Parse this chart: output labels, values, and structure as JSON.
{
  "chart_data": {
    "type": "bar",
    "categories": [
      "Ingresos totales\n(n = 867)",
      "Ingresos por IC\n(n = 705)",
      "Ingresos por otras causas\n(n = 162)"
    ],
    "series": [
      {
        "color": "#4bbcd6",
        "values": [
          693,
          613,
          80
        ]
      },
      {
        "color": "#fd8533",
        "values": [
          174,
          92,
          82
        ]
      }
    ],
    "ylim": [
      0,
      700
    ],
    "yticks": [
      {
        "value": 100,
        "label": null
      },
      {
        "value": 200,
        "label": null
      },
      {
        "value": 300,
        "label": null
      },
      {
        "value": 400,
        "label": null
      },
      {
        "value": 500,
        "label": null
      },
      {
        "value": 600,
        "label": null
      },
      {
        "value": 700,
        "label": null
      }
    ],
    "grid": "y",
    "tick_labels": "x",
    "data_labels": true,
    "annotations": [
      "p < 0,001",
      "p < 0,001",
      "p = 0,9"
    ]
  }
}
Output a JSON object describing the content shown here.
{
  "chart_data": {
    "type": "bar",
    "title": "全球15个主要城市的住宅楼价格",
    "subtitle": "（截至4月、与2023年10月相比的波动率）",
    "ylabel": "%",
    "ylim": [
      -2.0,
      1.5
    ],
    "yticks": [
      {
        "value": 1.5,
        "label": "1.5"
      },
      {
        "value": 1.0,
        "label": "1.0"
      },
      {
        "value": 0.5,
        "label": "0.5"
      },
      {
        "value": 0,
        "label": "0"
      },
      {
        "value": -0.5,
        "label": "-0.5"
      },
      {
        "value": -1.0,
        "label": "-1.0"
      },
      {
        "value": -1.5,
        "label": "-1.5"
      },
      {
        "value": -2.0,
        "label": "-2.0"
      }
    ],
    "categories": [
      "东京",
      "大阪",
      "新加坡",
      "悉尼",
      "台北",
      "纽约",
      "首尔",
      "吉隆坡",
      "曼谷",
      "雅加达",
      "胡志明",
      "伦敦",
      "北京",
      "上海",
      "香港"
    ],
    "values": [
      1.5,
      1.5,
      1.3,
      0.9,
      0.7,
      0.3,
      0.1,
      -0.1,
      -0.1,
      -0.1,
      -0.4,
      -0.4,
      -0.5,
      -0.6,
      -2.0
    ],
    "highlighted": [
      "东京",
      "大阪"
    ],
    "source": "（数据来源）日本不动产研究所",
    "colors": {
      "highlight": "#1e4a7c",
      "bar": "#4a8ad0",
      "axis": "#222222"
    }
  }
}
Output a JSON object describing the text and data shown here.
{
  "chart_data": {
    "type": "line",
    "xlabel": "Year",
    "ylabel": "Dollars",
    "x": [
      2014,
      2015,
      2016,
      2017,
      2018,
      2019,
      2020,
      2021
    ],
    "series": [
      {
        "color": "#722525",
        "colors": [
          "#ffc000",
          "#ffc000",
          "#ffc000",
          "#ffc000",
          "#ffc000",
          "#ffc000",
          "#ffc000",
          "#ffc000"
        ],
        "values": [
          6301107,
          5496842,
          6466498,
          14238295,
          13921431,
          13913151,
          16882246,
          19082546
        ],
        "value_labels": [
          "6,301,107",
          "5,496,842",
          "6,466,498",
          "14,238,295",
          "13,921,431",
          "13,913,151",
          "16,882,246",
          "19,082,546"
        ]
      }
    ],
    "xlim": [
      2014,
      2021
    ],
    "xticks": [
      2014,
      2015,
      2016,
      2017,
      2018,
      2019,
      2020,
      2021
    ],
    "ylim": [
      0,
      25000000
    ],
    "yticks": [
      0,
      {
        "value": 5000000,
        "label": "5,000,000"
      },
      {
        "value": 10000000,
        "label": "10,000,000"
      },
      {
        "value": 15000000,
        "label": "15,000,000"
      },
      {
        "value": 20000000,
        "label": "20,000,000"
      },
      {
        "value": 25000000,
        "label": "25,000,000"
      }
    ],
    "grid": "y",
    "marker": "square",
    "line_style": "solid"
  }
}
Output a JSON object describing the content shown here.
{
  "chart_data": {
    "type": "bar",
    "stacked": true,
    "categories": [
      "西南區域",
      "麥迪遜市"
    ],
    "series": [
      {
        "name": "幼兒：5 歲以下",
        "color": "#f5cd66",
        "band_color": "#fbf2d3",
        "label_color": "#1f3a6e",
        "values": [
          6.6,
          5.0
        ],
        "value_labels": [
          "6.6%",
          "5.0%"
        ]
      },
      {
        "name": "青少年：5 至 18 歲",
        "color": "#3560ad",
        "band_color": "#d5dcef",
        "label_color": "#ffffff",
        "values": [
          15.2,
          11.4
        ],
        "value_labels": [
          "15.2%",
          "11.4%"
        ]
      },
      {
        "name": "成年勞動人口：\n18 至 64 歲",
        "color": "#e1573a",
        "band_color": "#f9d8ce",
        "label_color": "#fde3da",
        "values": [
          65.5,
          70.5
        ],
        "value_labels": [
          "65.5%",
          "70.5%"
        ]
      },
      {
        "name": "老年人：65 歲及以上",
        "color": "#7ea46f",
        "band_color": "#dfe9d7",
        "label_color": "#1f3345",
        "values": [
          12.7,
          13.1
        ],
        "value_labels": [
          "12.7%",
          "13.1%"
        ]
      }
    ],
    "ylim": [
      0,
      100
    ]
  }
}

=====

Short problem »
Give the material above again, word for word.

Task output »
Parse this chart: output labels, values, and structure as JSON.
{
  "chart_data": {
    "type": "bar",
    "categories": [
      "Ingresos totales\n(n = 867)",
      "Ingresos por IC\n(n = 705)",
      "Ingresos por otras causas\n(n = 162)"
    ],
    "series": [
      {
        "color": "#4bbcd6",
        "values": [
          693,
          613,
          80
        ]
      },
      {
        "color": "#fd8533",
        "values": [
          174,
          92,
          82
        ]
      }
    ],
    "ylim": [
      0,
      700
    ],
    "yticks": [
      {
        "value": 100,
        "label": null
      },
      {
        "value": 200,
        "label": null
      },
      {
        "value": 300,
        "label": null
      },
      {
        "value": 400,
        "label": null
      },
      {
        "value": 500,
        "label": null
      },
      {
        "value": 600,
        "label": null
      },
      {
        "value": 700,
        "label": null
      }
    ],
    "grid": "y",
    "tick_labels": "x",
    "data_labels": true,
    "annotations": [
      "p < 0,001",
      "p < 0,001",
      "p = 0,9"
    ]
  }
}
Output a JSON object describing the content shown here.
{
  "chart_data": {
    "type": "bar",
    "title": "全球15个主要城市的住宅楼价格",
    "subtitle": "（截至4月、与2023年10月相比的波动率）",
    "ylabel": "%",
    "ylim": [
      -2.0,
      1.5
    ],
    "yticks": [
      {
        "value": 1.5,
        "label": "1.5"
      },
      {
        "value": 1.0,
        "label": "1.0"
      },
      {
        "value": 0.5,
        "label": "0.5"
      },
      {
        "value": 0,
        "label": "0"
      },
      {
        "value": -0.5,
        "label": "-0.5"
      },
      {
        "value": -1.0,
        "label": "-1.0"
      },
      {
        "value": -1.5,
        "label": "-1.5"
      },
      {
        "value": -2.0,
        "label": "-2.0"
      }
    ],
    "categories": [
      "东京",
      "大阪",
      "新加坡",
      "悉尼",
      "台北",
      "纽约",
      "首尔",
      "吉隆坡",
      "曼谷",
      "雅加达",
      "胡志明",
      "伦敦",
      "北京",
      "上海",
      "香港"
    ],
    "values": [
      1.5,
      1.5,
      1.3,
      0.9,
      0.7,
      0.3,
      0.1,
      -0.1,
      -0.1,
      -0.1,
      -0.4,
      -0.4,
      -0.5,
      -0.6,
      -2.0
    ],
    "highlighted": [
      "东京",
      "大阪"
    ],
    "source": "（数据来源）日本不动产研究所",
    "colors": {
      "highlight": "#1e4a7c",
      "bar": "#4a8ad0",
      "axis": "#222222"
    }
  }
}
Output a JSON object describing the text and data shown here.
{
  "chart_data": {
    "type": "line",
    "xlabel": "Year",
    "ylabel": "Dollars",
    "x": [
      2014,
      2015,
      2016,
      2017,
      2018,
      2019,
      2020,
      2021
    ],
    "series": [
      {
        "color": "#722525",
        "colors": [
          "#ffc000",
          "#ffc000",
          "#ffc000",
          "#ffc000",
          "#ffc000",
          "#ffc000",
          "#ffc000",
          "#ffc000"
        ],
        "values": [
          6301107,
          5496842,
          6466498,
          14238295,
          13921431,
          13913151,
          16882246,
          19082546
        ],
        "value_labels": [
          "6,301,107",
          "5,496,842",
          "6,466,498",
          "14,238,295",
          "13,921,431",
          "13,913,151",
          "16,882,246",
          "19,082,546"
        ]
      }
    ],
    "xlim": [
      2014,
      2021
    ],
    "xticks": [
      2014,
      2015,
      2016,
      2017,
      2018,
      2019,
      2020,
      2021
    ],
    "ylim": [
      0,
      25000000
    ],
    "yticks": [
      0,
      {
        "value": 5000000,
        "label": "5,000,000"
      },
      {
        "value": 10000000,
        "label": "10,000,000"
      },
      {
        "value": 15000000,
        "label": "15,000,000"
      },
      {
        "value": 20000000,
        "label": "20,000,000"
      },
      {
        "value": 25000000,
        "label": "25,000,000"
      }
    ],
    "grid": "y",
    "marker": "square",
    "line_style": "solid"
  }
}
Output a JSON object describing the content shown here.
{
  "chart_data": {
    "type": "bar",
    "stacked": true,
    "categories": [
      "西南區域",
      "麥迪遜市"
    ],
    "series": [
      {
        "name": "幼兒：5 歲以下",
        "color": "#f5cd66",
        "band_color": "#fbf2d3",
        "label_color": "#1f3a6e",
        "values": [
          6.6,
          5.0
        ],
        "value_labels": [
          "6.6%",
          "5.0%"
        ]
      },
      {
        "name": "青少年：5 至 18 歲",
        "color": "#3560ad",
        "band_color": "#d5dcef",
        "label_color": "#ffffff",
        "values": [
          15.2,
          11.4
        ],
        "value_labels": [
          "15.2%",
          "11.4%"
        ]
      },
      {
        "name": "成年勞動人口：\n18 至 64 歲",
        "color": "#e1573a",
        "band_color": "#f9d8ce",
        "label_color": "#fde3da",
        "values": [
          65.5,
          70.5
        ],
        "value_labels": [
          "65.5%",
          "70.5%"
        ]
      },
      {
        "name": "老年人：65 歲及以上",
        "color": "#7ea46f",
        "band_color": "#dfe9d7",
        "label_color": "#1f3345",
        "values": [
          12.7,
          13.1
        ],
        "value_labels": [
          "12.7%",
          "13.1%"
        ]
      }
    ],
    "ylim": [
      0,
      100
    ]
  }
}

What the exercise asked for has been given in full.